→ **INSTRUCTION**:
How many lines in the material below contain the string "aber"? Give only the number.

☆ ☆ ☆ ☆ ☆ ☆ ☆

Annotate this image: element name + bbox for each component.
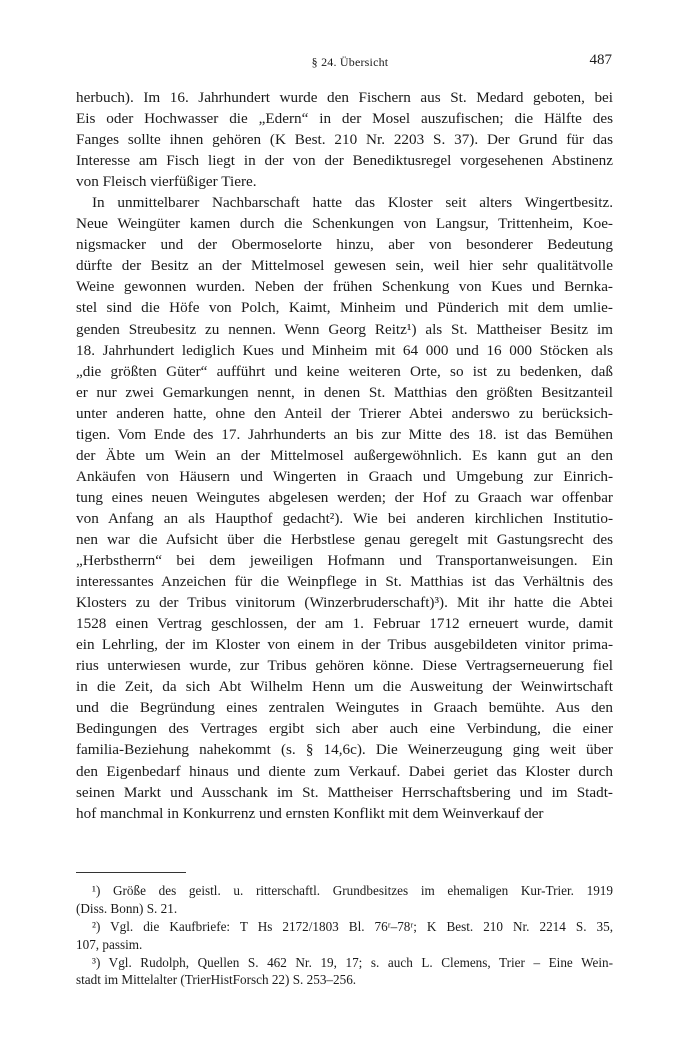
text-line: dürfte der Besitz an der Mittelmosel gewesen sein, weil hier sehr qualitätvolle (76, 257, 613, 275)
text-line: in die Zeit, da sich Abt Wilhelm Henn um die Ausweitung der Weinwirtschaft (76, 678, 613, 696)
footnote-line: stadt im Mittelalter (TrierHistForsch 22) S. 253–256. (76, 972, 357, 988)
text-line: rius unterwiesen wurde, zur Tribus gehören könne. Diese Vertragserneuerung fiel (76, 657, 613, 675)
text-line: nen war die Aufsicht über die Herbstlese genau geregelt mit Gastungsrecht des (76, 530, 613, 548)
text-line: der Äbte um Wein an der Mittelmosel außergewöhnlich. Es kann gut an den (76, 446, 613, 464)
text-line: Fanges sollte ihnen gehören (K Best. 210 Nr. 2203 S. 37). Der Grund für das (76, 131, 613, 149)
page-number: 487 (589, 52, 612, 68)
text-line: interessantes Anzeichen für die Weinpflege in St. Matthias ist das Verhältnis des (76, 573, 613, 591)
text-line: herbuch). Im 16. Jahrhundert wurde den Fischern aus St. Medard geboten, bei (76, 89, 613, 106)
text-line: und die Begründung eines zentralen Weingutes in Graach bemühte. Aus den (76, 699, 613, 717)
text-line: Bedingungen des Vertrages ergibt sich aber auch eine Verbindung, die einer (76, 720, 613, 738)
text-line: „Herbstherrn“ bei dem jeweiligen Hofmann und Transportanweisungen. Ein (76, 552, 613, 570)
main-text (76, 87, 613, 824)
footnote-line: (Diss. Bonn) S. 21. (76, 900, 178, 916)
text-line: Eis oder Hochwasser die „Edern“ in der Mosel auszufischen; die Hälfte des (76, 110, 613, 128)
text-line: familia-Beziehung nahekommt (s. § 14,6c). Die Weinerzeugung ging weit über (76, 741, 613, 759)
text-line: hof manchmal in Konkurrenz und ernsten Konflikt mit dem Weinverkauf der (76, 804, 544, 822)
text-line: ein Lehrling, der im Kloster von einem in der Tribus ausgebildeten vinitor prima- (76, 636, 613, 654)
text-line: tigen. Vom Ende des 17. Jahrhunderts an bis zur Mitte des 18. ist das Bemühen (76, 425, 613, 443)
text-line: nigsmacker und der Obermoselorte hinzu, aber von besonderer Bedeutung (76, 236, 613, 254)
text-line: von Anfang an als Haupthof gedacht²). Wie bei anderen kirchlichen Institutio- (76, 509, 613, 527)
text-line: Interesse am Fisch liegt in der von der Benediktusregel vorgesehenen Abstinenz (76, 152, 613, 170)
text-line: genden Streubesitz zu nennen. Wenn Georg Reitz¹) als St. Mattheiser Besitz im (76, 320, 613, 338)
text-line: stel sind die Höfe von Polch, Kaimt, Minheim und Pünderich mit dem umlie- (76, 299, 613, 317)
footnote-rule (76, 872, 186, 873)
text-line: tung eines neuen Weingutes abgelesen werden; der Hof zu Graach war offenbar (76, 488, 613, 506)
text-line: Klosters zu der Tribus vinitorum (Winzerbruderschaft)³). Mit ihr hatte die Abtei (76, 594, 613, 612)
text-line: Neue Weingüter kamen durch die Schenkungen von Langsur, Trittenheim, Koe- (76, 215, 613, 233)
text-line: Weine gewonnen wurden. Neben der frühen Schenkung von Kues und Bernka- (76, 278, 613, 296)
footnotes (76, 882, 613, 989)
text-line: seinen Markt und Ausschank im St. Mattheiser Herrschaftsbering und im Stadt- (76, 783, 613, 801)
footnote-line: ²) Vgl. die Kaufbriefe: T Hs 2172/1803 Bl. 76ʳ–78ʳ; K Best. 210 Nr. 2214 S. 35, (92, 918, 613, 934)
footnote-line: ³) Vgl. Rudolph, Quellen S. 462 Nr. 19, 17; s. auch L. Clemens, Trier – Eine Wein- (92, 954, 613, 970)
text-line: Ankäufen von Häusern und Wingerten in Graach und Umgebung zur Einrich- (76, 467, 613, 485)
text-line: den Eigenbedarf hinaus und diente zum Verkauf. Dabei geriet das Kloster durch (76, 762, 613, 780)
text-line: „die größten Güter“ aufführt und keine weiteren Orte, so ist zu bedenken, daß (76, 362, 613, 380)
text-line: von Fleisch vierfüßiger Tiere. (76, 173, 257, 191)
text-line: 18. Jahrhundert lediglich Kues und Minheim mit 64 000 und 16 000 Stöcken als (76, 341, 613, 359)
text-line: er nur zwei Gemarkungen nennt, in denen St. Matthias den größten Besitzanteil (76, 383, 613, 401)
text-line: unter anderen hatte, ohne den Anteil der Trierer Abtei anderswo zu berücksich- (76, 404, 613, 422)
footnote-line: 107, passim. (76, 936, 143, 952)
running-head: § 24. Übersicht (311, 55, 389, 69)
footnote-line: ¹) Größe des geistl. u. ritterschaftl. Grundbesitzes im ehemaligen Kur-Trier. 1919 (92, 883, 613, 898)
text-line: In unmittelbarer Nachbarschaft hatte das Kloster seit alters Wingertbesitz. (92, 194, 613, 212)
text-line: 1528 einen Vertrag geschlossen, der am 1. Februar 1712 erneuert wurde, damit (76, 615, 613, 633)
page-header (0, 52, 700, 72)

☆ ☆ ☆ ☆ ☆ ☆ ☆

→ **FINISHED ANSWER**:
2